### What the task asks
Pull every line with the word "value" out of the entries below.

### Raw records
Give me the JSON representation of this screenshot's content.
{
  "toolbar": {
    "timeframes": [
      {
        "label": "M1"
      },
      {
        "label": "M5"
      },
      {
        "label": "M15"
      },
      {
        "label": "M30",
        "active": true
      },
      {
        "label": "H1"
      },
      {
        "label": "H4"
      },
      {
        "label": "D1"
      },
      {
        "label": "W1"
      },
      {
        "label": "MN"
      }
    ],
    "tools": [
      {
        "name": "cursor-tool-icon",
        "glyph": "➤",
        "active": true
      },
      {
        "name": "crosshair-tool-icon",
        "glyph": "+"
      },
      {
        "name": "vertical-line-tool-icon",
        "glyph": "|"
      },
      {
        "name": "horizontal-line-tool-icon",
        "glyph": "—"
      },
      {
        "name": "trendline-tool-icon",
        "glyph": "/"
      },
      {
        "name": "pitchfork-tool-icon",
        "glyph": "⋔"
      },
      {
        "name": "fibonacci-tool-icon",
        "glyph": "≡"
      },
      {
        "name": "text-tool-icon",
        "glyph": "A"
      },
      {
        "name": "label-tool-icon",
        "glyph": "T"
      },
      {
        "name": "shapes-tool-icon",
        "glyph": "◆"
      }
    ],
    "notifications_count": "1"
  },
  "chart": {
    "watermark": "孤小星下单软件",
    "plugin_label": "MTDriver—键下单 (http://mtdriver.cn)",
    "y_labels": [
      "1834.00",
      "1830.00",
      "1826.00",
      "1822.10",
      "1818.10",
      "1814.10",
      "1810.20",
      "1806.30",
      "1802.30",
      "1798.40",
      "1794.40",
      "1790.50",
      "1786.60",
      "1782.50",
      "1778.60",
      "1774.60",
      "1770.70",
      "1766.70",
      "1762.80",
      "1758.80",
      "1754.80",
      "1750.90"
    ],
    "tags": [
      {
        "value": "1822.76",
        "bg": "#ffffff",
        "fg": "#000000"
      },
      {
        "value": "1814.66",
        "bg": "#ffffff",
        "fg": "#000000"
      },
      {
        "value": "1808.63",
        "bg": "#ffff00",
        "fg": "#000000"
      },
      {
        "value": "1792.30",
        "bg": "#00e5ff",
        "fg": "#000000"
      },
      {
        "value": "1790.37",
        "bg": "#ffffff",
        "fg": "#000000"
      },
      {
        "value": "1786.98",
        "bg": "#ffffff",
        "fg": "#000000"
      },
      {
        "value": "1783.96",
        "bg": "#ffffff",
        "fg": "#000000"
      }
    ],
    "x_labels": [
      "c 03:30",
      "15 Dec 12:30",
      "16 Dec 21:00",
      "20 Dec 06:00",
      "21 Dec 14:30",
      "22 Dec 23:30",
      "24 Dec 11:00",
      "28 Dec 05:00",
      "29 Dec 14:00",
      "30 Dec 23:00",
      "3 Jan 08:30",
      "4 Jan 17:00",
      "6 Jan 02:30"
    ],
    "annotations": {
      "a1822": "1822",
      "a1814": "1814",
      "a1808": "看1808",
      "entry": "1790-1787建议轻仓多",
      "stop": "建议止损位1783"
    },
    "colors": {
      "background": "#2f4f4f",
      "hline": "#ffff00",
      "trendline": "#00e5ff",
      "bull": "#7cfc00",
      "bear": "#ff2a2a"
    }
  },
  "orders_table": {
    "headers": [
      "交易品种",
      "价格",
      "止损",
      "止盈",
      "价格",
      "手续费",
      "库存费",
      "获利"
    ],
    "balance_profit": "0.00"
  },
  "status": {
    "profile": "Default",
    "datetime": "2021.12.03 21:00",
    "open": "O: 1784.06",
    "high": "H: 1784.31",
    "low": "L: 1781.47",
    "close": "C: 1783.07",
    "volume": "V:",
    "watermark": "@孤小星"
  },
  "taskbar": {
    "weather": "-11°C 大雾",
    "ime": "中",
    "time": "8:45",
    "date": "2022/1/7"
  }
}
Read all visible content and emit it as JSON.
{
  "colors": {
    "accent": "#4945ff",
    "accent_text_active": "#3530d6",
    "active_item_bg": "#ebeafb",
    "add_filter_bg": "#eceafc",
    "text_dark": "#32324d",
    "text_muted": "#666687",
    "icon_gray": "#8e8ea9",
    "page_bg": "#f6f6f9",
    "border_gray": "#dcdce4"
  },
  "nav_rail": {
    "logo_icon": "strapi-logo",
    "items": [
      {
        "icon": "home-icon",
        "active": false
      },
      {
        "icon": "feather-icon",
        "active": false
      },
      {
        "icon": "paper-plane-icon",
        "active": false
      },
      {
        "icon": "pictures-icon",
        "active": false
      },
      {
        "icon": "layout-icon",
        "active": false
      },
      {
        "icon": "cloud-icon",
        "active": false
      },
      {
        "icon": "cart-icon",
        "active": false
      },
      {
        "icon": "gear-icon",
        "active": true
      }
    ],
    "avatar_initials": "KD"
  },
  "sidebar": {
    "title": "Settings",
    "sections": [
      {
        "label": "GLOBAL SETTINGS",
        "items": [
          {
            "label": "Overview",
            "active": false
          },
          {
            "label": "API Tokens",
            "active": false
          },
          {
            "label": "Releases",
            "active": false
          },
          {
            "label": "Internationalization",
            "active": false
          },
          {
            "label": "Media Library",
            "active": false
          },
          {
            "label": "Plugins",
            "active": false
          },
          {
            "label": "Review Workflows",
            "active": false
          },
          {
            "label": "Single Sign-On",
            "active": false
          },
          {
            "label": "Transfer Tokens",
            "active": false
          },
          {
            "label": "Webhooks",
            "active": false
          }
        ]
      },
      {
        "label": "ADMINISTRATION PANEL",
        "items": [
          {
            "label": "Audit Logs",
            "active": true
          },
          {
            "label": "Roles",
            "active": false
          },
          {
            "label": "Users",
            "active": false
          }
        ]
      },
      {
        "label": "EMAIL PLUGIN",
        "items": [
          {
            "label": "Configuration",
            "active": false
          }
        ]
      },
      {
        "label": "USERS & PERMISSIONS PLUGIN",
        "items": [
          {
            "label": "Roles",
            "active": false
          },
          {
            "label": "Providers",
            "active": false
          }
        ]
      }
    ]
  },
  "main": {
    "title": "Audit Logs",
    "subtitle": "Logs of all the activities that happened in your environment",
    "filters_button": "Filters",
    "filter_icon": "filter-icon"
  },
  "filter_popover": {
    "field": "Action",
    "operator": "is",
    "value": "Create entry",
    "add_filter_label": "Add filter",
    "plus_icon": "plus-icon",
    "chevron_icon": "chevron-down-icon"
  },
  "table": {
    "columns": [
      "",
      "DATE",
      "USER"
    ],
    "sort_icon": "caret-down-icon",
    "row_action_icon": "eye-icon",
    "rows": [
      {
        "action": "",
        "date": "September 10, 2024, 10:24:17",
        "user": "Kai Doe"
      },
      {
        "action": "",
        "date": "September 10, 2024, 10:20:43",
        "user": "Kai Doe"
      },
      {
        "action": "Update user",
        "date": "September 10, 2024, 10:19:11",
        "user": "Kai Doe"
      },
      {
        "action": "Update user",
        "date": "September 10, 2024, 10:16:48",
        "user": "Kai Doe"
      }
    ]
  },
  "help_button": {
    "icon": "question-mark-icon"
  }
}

### Full response
        "value": "1822.76",
        "value": "1814.66",
        "value": "1808.63",
        "value": "1792.30",
        "value": "1790.37",
        "value": "1786.98",
        "value": "1783.96",
    "value": "Create entry",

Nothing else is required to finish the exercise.